* EXERCISE REQUIREMENTS *
Will you quote all of the entries, word for word?

--- Start ITEMS ---

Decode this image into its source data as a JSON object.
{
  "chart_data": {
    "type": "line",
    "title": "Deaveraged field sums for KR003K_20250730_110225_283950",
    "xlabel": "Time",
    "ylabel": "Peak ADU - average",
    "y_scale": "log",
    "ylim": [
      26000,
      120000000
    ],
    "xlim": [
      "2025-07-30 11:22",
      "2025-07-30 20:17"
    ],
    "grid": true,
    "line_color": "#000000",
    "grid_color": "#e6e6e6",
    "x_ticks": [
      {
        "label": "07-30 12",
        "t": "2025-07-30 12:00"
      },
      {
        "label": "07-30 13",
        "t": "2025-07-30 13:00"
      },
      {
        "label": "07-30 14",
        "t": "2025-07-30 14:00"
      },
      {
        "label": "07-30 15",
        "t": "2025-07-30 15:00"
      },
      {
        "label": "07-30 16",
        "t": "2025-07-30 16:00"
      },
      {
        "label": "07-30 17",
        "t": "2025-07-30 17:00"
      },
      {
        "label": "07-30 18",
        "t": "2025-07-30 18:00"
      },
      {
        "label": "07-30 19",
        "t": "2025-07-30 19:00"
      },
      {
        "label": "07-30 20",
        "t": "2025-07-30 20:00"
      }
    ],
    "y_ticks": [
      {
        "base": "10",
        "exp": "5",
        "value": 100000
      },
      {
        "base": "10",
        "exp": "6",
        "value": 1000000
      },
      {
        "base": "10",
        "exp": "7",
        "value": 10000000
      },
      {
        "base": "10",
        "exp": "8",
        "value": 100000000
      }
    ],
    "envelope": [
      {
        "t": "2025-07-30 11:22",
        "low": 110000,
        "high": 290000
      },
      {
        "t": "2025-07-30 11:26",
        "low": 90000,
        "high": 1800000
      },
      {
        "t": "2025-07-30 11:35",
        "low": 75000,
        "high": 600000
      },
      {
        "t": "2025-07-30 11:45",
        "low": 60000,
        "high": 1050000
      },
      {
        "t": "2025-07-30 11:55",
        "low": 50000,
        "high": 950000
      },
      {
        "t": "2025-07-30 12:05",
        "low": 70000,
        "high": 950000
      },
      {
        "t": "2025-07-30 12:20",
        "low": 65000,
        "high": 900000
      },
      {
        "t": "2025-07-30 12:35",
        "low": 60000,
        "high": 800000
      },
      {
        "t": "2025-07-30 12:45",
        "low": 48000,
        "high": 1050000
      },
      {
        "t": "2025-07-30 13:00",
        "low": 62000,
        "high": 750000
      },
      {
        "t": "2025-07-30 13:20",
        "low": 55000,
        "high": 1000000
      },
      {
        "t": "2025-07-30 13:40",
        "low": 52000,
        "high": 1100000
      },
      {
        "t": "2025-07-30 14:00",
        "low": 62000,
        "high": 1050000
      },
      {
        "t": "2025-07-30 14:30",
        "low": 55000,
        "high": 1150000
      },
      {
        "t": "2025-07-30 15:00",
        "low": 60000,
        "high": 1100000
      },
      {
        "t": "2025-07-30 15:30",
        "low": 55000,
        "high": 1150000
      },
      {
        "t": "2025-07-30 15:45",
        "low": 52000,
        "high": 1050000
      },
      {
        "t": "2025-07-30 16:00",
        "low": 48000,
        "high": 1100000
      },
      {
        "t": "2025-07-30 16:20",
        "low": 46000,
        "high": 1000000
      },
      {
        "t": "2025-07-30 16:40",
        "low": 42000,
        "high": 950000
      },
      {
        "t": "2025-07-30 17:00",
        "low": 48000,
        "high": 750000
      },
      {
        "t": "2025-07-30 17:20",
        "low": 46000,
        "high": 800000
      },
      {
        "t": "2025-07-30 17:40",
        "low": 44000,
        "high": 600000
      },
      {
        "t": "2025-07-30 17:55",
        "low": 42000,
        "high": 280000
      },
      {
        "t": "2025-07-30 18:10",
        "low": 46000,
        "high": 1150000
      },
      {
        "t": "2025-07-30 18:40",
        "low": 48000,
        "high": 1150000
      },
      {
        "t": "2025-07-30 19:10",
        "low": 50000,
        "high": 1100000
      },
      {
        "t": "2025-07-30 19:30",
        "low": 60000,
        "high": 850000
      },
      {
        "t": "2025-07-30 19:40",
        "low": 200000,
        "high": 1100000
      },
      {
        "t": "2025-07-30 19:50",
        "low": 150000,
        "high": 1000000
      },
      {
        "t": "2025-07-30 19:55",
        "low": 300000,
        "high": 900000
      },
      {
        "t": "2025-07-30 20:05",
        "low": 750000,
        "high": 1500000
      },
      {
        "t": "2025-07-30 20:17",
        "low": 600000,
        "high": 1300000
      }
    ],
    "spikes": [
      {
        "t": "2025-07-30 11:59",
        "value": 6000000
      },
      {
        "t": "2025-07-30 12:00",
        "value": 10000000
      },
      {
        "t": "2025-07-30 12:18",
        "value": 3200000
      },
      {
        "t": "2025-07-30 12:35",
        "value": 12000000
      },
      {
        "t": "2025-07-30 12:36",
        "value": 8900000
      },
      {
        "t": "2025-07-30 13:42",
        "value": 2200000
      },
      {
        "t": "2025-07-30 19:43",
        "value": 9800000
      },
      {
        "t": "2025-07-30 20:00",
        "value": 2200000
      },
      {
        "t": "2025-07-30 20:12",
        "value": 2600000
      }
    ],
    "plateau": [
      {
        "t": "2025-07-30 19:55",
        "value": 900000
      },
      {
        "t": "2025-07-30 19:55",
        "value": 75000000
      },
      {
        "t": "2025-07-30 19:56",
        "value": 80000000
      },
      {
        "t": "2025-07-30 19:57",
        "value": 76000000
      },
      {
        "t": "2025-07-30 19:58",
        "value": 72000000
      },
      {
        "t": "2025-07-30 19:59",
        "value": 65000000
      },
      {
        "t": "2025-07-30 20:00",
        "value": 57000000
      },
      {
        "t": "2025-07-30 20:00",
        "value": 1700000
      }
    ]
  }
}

--- End ITEMS ---

* RESULT FOR THIS TASK *
Decode this image into its source data as a JSON object.
{
  "chart_data": {
    "type": "line",
    "title": "Deaveraged field sums for KR003K_20250730_110225_283950",
    "xlabel": "Time",
    "ylabel": "Peak ADU - average",
    "y_scale": "log",
    "ylim": [
      26000,
      120000000
    ],
    "xlim": [
      "2025-07-30 11:22",
      "2025-07-30 20:17"
    ],
    "grid": true,
    "line_color": "#000000",
    "grid_color": "#e6e6e6",
    "x_ticks": [
      {
        "label": "07-30 12",
        "t": "2025-07-30 12:00"
      },
      {
        "label": "07-30 13",
        "t": "2025-07-30 13:00"
      },
      {
        "label": "07-30 14",
        "t": "2025-07-30 14:00"
      },
      {
        "label": "07-30 15",
        "t": "2025-07-30 15:00"
      },
      {
        "label": "07-30 16",
        "t": "2025-07-30 16:00"
      },
      {
        "label": "07-30 17",
        "t": "2025-07-30 17:00"
      },
      {
        "label": "07-30 18",
        "t": "2025-07-30 18:00"
      },
      {
        "label": "07-30 19",
        "t": "2025-07-30 19:00"
      },
      {
        "label": "07-30 20",
        "t": "2025-07-30 20:00"
      }
    ],
    "y_ticks": [
      {
        "base": "10",
        "exp": "5",
        "value": 100000
      },
      {
        "base": "10",
        "exp": "6",
        "value": 1000000
      },
      {
        "base": "10",
        "exp": "7",
        "value": 10000000
      },
      {
        "base": "10",
        "exp": "8",
        "value": 100000000
      }
    ],
    "envelope": [
      {
        "t": "2025-07-30 11:22",
        "low": 110000,
        "high": 290000
      },
      {
        "t": "2025-07-30 11:26",
        "low": 90000,
        "high": 1800000
      },
      {
        "t": "2025-07-30 11:35",
        "low": 75000,
        "high": 600000
      },
      {
        "t": "2025-07-30 11:45",
        "low": 60000,
        "high": 1050000
      },
      {
        "t": "2025-07-30 11:55",
        "low": 50000,
        "high": 950000
      },
      {
        "t": "2025-07-30 12:05",
        "low": 70000,
        "high": 950000
      },
      {
        "t": "2025-07-30 12:20",
        "low": 65000,
        "high": 900000
      },
      {
        "t": "2025-07-30 12:35",
        "low": 60000,
        "high": 800000
      },
      {
        "t": "2025-07-30 12:45",
        "low": 48000,
        "high": 1050000
      },
      {
        "t": "2025-07-30 13:00",
        "low": 62000,
        "high": 750000
      },
      {
        "t": "2025-07-30 13:20",
        "low": 55000,
        "high": 1000000
      },
      {
        "t": "2025-07-30 13:40",
        "low": 52000,
        "high": 1100000
      },
      {
        "t": "2025-07-30 14:00",
        "low": 62000,
        "high": 1050000
      },
      {
        "t": "2025-07-30 14:30",
        "low": 55000,
        "high": 1150000
      },
      {
        "t": "2025-07-30 15:00",
        "low": 60000,
        "high": 1100000
      },
      {
        "t": "2025-07-30 15:30",
        "low": 55000,
        "high": 1150000
      },
      {
        "t": "2025-07-30 15:45",
        "low": 52000,
        "high": 1050000
      },
      {
        "t": "2025-07-30 16:00",
        "low": 48000,
        "high": 1100000
      },
      {
        "t": "2025-07-30 16:20",
        "low": 46000,
        "high": 1000000
      },
      {
        "t": "2025-07-30 16:40",
        "low": 42000,
        "high": 950000
      },
      {
        "t": "2025-07-30 17:00",
        "low": 48000,
        "high": 750000
      },
      {
        "t": "2025-07-30 17:20",
        "low": 46000,
        "high": 800000
      },
      {
        "t": "2025-07-30 17:40",
        "low": 44000,
        "high": 600000
      },
      {
        "t": "2025-07-30 17:55",
        "low": 42000,
        "high": 280000
      },
      {
        "t": "2025-07-30 18:10",
        "low": 46000,
        "high": 1150000
      },
      {
        "t": "2025-07-30 18:40",
        "low": 48000,
        "high": 1150000
      },
      {
        "t": "2025-07-30 19:10",
        "low": 50000,
        "high": 1100000
      },
      {
        "t": "2025-07-30 19:30",
        "low": 60000,
        "high": 850000
      },
      {
        "t": "2025-07-30 19:40",
        "low": 200000,
        "high": 1100000
      },
      {
        "t": "2025-07-30 19:50",
        "low": 150000,
        "high": 1000000
      },
      {
        "t": "2025-07-30 19:55",
        "low": 300000,
        "high": 900000
      },
      {
        "t": "2025-07-30 20:05",
        "low": 750000,
        "high": 1500000
      },
      {
        "t": "2025-07-30 20:17",
        "low": 600000,
        "high": 1300000
      }
    ],
    "spikes": [
      {
        "t": "2025-07-30 11:59",
        "value": 6000000
      },
      {
        "t": "2025-07-30 12:00",
        "value": 10000000
      },
      {
        "t": "2025-07-30 12:18",
        "value": 3200000
      },
      {
        "t": "2025-07-30 12:35",
        "value": 12000000
      },
      {
        "t": "2025-07-30 12:36",
        "value": 8900000
      },
      {
        "t": "2025-07-30 13:42",
        "value": 2200000
      },
      {
        "t": "2025-07-30 19:43",
        "value": 9800000
      },
      {
        "t": "2025-07-30 20:00",
        "value": 2200000
      },
      {
        "t": "2025-07-30 20:12",
        "value": 2600000
      }
    ],
    "plateau": [
      {
        "t": "2025-07-30 19:55",
        "value": 900000
      },
      {
        "t": "2025-07-30 19:55",
        "value": 75000000
      },
      {
        "t": "2025-07-30 19:56",
        "value": 80000000
      },
      {
        "t": "2025-07-30 19:57",
        "value": 76000000
      },
      {
        "t": "2025-07-30 19:58",
        "value": 72000000
      },
      {
        "t": "2025-07-30 19:59",
        "value": 65000000
      },
      {
        "t": "2025-07-30 20:00",
        "value": 57000000
      },
      {
        "t": "2025-07-30 20:00",
        "value": 1700000
      }
    ]
  }
}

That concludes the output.